SET TASK
Copy every line from the records below that holds the word "available".
## Begin MATERIAL TO PROCESS
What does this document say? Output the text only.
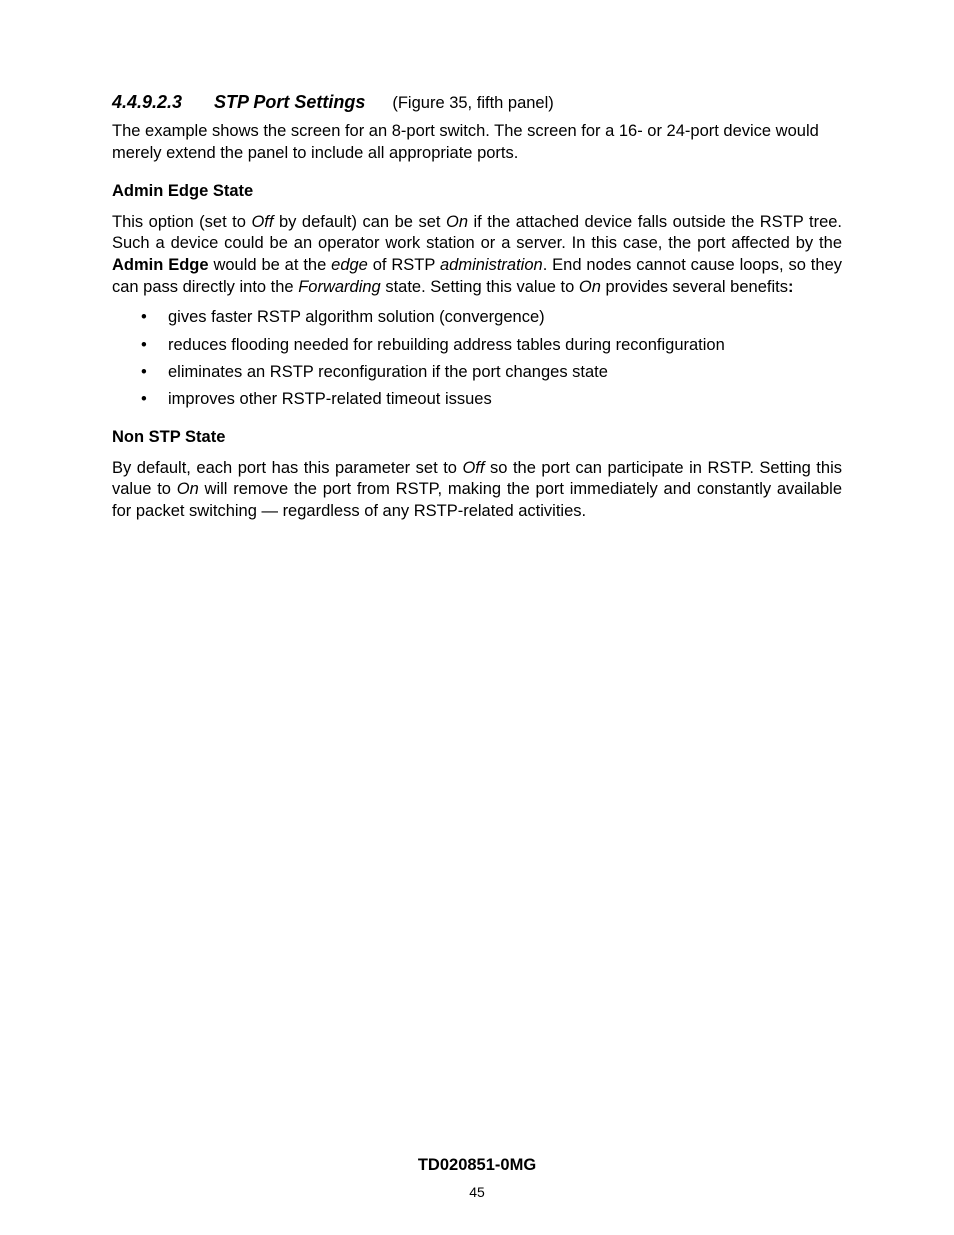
4.4.9.2.3 STP Port Settings (Figure 35, fifth panel)

The example shows the screen for an 8-port switch. The screen for a 16- or 24-port device would merely extend the panel to include all appropriate ports.

Admin Edge State

This option (set to Off by default) can be set On if the attached device falls outside the RSTP tree. Such a device could be an operator work station or a server. In this case, the port affected by the Admin Edge would be at the edge of RSTP administration. End nodes cannot cause loops, so they can pass directly into the Forwarding state. Setting this value to On provides several benefits:

• gives faster RSTP algorithm solution (convergence)
• reduces flooding needed for rebuilding address tables during reconfiguration
• eliminates an RSTP reconfiguration if the port changes state
• improves other RSTP-related timeout issues
Non STP State

By default, each port has this parameter set to Off so the port can participate in RSTP. Setting this value to On will remove the port from RSTP, making the port immediately and constantly available for packet switching — regardless of any RSTP-related activities.

TD020851-0MG
45
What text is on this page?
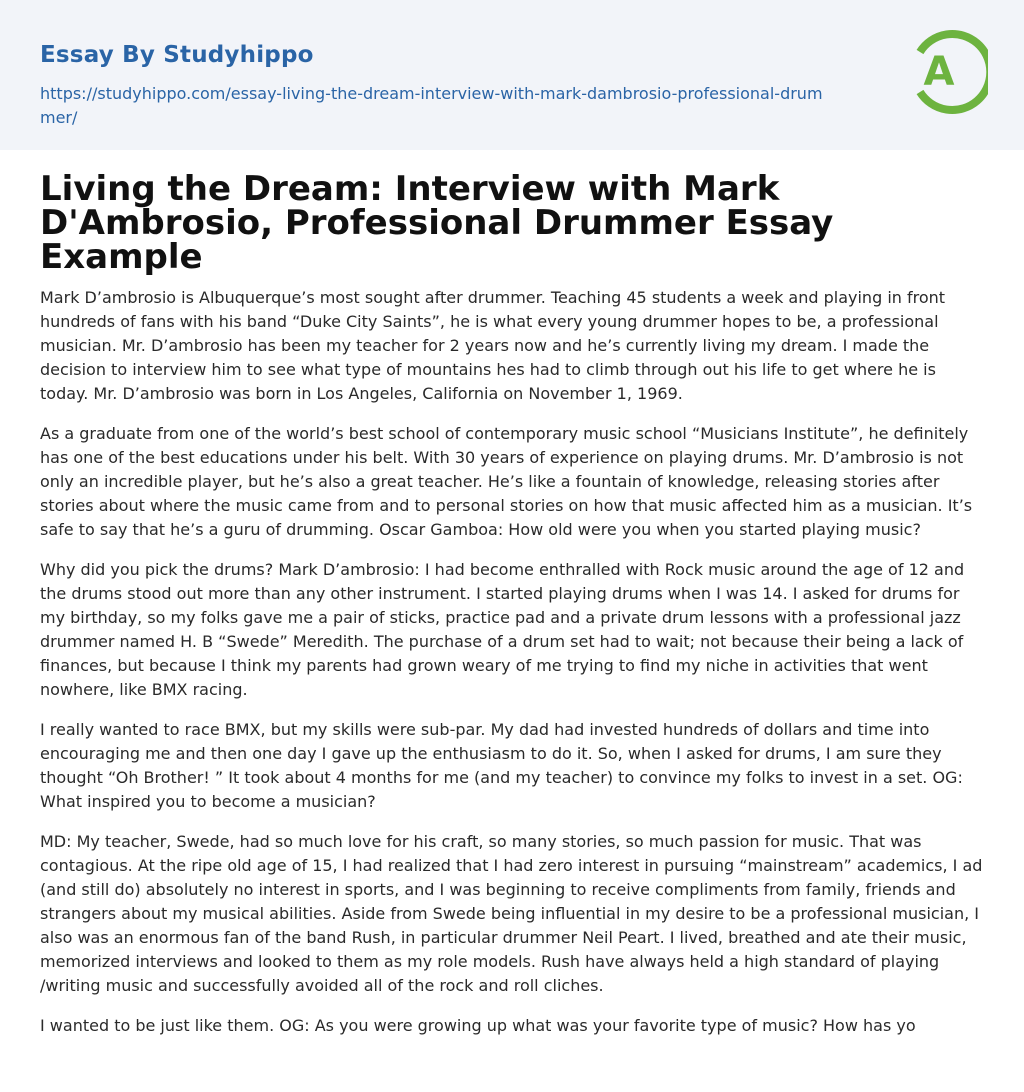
Essay By Studyhippo
https://studyhippo.com/essay-living-the-dream-interview-with-mark-dambrosio-professional-drummer/
A
Living the Dream: Interview with Mark D'Ambrosio, Professional Drummer Essay Example

Mark D’ambrosio is Albuquerque’s most sought after drummer. Teaching 45 students a week and playing in front hundreds of fans with his band “Duke City Saints”, he is what every young drummer hopes to be, a professional musician. Mr. D’ambrosio has been my teacher for 2 years now and he’s currently living my dream. I made the decision to interview him to see what type of mountains hes had to climb through out his life to get where he is today. Mr. D’ambrosio was born in Los Angeles, California on November 1, 1969.

As a graduate from one of the world’s best school of contemporary music school “Musicians Institute”, he definitely has one of the best educations under his belt. With 30 years of experience on playing drums. Mr. D’ambrosio is not only an incredible player, but he’s also a great teacher. He’s like a fountain of knowledge, releasing stories after stories about where the music came from and to personal stories on how that music affected him as a musician. It’s safe to say that he’s a guru of drumming. Oscar Gamboa: How old were you when you started playing music?

Why did you pick the drums? Mark D’ambrosio: I had become enthralled with Rock music around the age of 12 and the drums stood out more than any other instrument. I started playing drums when I was 14. I asked for drums for my birthday, so my folks gave me a pair of sticks, practice pad and a private drum lessons with a professional jazz drummer named H. B “Swede” Meredith. The purchase of a drum set had to wait; not because their being a lack of finances, but because I think my parents had grown weary of me trying to find my niche in activities that went nowhere, like BMX racing.

I really wanted to race BMX, but my skills were sub-par. My dad had invested hundreds of dollars and time into encouraging me and then one day I gave up the enthusiasm to do it. So, when I asked for drums, I am sure they thought “Oh Brother! ” It took about 4 months for me (and my teacher) to convince my folks to invest in a set. OG: What inspired you to become a musician?

MD: My teacher, Swede, had so much love for his craft, so many stories, so much passion for music. That was contagious. At the ripe old age of 15, I had realized that I had zero interest in pursuing “mainstream” academics, I ad (and still do) absolutely no interest in sports, and I was beginning to receive compliments from family, friends and strangers about my musical abilities. Aside from Swede being influential in my desire to be a professional musician, I also was an enormous fan of the band Rush, in particular drummer Neil Peart. I lived, breathed and ate their music, memorized interviews and looked to them as my role models. Rush have always held a high standard of playing /writing music and successfully avoided all of the rock and roll cliches.

I wanted to be just like them. OG: As you were growing up what was your favorite type of music? How has yo
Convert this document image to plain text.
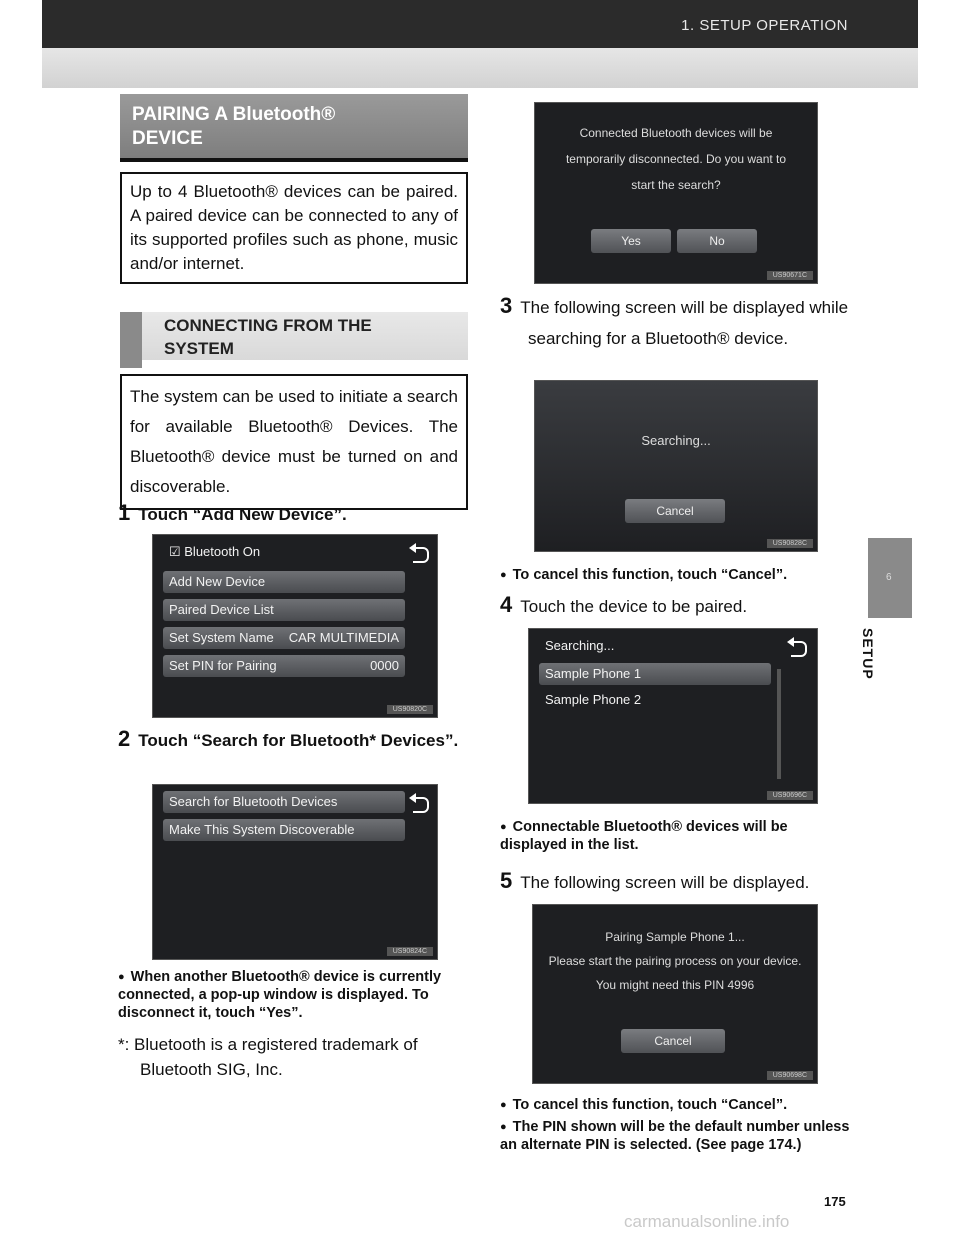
1. SETUP OPERATION
PAIRING A Bluetooth® DEVICE
Up to 4 Bluetooth® devices can be paired. A paired device can be connected to any of its supported profiles such as phone, music and/or internet.
CONNECTING FROM THE SYSTEM
The system can be used to initiate a search for available Bluetooth® Devices. The Bluetooth® device must be turned on and discoverable.
1 Touch “Add New Device”.
☑ Bluetooth On
Add New Device
Paired Device List
Set System Name CAR MULTIMEDIA
Set PIN for Pairing	0000
US90820C
2 Touch “Search for Bluetooth* Devices”.
Search for Bluetooth Devices
Make This System Discoverable
US90824C
● When another Bluetooth® device is currently connected, a pop-up window is displayed. To disconnect it, touch “Yes”.
*: Bluetooth is a registered trademark of Bluetooth SIG, Inc.
Connected Bluetooth devices will be
temporarily disconnected. Do you want to
start the search?
Yes	No
US90671C
3 The following screen will be displayed while searching for a Bluetooth® device.
Searching...
Cancel
US90828C
● To cancel this function, touch “Cancel”.
4 Touch the device to be paired.
Searching...
Sample Phone 1
Sample Phone 2
US90696C
● Connectable Bluetooth® devices will be displayed in the list.
5 The following screen will be displayed.
Pairing Sample Phone 1...
Please start the pairing process on your device.
You might need this PIN 4996
Cancel
US90698C
● To cancel this function, touch “Cancel”.
● The PIN shown will be the default number unless an alternate PIN is selected. (See page 174.)
6
SETUP
175
carmanualsonline.info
## End MATERIAL TO PROCESS
RESPONSE FOR THIS EXERCISE
By default, each port has this parameter set to Off so the port can participate in RSTP. Setting this value to On will remove the port from RSTP, making the port immediately and constantly available for packet switching — regardless of any RSTP-related activities.
The system can be used to initiate a search for available Bluetooth® Devices. The Bluetooth® device must be turned on and discoverable.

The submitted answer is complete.